>> start The records

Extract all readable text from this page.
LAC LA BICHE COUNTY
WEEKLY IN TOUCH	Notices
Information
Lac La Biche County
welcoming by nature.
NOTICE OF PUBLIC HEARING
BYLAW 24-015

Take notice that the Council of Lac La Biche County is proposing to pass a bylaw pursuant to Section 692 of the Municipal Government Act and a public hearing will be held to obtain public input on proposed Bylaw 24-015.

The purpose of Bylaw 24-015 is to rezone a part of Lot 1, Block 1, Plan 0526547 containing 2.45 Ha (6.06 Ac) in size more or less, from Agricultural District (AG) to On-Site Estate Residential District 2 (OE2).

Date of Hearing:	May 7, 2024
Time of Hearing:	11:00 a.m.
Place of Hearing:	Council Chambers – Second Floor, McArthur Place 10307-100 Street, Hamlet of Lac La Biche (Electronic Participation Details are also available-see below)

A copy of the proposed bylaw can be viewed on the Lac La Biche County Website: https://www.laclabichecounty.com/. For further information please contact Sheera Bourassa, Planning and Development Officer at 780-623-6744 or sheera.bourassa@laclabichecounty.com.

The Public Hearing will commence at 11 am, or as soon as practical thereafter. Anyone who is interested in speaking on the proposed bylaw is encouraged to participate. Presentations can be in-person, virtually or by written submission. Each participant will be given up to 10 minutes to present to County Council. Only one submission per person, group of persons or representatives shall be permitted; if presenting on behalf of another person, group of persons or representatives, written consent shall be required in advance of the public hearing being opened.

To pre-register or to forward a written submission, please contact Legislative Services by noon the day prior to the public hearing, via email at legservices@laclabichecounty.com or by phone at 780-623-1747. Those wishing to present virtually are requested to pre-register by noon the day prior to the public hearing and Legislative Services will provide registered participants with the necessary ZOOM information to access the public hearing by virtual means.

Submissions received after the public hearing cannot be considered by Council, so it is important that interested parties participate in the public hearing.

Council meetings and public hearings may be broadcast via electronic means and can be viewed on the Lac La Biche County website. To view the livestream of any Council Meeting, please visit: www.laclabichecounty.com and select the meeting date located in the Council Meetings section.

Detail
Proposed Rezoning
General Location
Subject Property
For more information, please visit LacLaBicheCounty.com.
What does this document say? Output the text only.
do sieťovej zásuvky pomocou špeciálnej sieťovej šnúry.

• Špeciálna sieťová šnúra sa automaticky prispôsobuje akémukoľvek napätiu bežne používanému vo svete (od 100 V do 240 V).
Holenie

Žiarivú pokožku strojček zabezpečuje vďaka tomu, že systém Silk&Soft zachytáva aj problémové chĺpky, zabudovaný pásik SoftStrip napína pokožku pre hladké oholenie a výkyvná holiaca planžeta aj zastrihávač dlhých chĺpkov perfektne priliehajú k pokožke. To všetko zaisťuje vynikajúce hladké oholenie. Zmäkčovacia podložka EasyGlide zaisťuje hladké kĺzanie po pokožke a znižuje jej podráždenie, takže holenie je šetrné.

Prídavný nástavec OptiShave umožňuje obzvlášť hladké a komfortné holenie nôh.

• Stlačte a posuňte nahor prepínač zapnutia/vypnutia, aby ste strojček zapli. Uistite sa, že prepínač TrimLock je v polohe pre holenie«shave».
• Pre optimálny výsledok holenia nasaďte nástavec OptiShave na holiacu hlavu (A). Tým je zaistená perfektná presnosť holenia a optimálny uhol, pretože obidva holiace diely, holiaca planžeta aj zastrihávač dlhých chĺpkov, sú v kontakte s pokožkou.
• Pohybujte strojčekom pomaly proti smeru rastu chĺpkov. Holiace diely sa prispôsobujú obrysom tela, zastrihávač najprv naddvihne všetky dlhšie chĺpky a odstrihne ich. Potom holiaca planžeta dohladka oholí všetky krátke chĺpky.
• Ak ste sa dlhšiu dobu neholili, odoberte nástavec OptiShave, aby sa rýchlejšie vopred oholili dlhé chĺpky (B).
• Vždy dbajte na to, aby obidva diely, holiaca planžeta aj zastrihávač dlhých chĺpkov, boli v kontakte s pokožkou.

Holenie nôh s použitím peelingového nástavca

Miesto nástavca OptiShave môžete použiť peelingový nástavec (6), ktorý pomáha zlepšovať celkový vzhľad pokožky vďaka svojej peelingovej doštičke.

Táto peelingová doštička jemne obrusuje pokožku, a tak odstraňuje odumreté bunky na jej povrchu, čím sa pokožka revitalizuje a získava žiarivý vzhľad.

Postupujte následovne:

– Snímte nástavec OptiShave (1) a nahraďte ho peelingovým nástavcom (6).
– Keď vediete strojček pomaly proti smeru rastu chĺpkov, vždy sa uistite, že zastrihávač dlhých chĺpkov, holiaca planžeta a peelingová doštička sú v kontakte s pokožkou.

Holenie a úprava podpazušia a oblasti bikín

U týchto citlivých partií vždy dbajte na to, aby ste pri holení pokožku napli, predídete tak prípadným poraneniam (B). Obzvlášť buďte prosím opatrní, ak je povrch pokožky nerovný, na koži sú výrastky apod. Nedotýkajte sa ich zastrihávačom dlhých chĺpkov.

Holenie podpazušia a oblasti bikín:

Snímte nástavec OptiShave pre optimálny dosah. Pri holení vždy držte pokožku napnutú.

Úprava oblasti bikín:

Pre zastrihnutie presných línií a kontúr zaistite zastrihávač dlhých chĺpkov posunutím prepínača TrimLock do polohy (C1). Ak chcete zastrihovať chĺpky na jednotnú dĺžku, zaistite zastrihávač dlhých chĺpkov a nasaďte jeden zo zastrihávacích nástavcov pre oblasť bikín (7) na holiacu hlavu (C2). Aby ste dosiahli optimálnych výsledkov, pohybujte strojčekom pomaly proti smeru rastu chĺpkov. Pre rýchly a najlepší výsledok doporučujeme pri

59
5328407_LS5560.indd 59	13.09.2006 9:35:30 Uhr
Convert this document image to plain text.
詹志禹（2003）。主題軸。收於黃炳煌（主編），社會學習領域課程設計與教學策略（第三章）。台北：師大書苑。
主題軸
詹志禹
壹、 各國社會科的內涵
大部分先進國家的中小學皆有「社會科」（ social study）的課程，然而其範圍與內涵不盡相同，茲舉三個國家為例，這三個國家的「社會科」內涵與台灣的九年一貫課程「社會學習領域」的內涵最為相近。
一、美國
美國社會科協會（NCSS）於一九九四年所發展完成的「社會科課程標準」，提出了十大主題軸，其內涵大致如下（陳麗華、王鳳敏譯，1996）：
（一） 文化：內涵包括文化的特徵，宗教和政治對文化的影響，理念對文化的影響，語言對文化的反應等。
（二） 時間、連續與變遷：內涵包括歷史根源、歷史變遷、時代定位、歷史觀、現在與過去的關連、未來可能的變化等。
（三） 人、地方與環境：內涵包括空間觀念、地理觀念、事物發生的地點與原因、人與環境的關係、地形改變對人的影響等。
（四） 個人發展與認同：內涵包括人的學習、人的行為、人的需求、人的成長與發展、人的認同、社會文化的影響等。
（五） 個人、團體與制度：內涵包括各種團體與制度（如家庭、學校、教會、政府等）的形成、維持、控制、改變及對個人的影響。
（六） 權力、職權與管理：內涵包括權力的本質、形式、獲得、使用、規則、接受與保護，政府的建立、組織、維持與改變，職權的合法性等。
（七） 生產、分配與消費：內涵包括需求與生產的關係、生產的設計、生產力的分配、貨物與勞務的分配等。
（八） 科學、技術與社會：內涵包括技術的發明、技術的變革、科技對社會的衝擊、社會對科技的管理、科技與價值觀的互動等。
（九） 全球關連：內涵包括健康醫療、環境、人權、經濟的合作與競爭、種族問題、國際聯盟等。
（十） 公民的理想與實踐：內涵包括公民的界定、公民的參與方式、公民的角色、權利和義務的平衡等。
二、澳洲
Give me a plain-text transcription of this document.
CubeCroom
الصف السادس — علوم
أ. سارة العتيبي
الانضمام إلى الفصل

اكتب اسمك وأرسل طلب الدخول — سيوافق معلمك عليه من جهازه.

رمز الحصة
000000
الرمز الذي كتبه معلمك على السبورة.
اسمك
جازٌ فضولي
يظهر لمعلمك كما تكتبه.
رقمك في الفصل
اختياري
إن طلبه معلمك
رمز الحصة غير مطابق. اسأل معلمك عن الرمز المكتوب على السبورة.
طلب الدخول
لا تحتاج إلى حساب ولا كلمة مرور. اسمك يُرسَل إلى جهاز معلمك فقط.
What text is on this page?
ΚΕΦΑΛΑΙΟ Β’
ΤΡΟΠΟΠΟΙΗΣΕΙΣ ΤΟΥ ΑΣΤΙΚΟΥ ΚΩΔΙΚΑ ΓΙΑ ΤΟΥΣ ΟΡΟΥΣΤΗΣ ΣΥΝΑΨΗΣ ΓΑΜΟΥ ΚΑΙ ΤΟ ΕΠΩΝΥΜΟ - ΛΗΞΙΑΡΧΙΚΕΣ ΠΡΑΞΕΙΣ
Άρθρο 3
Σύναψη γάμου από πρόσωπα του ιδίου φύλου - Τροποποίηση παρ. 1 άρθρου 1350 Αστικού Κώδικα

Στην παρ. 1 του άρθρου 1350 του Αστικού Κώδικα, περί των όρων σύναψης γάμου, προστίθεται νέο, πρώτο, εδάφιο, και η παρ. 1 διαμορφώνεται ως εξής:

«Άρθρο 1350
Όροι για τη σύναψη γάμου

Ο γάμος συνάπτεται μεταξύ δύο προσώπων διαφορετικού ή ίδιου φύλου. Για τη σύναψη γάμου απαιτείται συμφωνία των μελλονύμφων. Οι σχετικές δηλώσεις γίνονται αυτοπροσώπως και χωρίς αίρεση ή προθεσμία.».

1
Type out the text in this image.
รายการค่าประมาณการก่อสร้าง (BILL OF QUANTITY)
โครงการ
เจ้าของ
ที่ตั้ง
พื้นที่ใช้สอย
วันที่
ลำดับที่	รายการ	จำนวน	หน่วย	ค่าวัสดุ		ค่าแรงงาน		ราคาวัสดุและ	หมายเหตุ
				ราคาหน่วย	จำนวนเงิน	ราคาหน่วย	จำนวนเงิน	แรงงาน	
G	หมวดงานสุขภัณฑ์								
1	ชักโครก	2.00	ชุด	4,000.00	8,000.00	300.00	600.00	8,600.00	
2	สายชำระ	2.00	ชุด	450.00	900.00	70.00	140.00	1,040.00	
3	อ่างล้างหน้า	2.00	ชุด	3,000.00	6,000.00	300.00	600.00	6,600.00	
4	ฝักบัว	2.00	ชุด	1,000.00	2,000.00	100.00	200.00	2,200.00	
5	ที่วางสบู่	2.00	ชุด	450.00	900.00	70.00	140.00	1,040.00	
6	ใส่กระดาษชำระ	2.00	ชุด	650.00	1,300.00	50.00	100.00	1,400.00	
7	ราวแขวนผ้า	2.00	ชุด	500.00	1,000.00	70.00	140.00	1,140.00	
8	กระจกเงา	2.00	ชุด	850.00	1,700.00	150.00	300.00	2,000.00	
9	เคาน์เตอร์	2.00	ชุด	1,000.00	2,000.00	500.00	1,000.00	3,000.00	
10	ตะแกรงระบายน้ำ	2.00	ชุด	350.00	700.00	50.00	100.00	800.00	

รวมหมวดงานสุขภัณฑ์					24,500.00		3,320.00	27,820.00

>> end The records

_Directions_: State the number of lines that contain the string "page", with no other words.

_The solution_: 2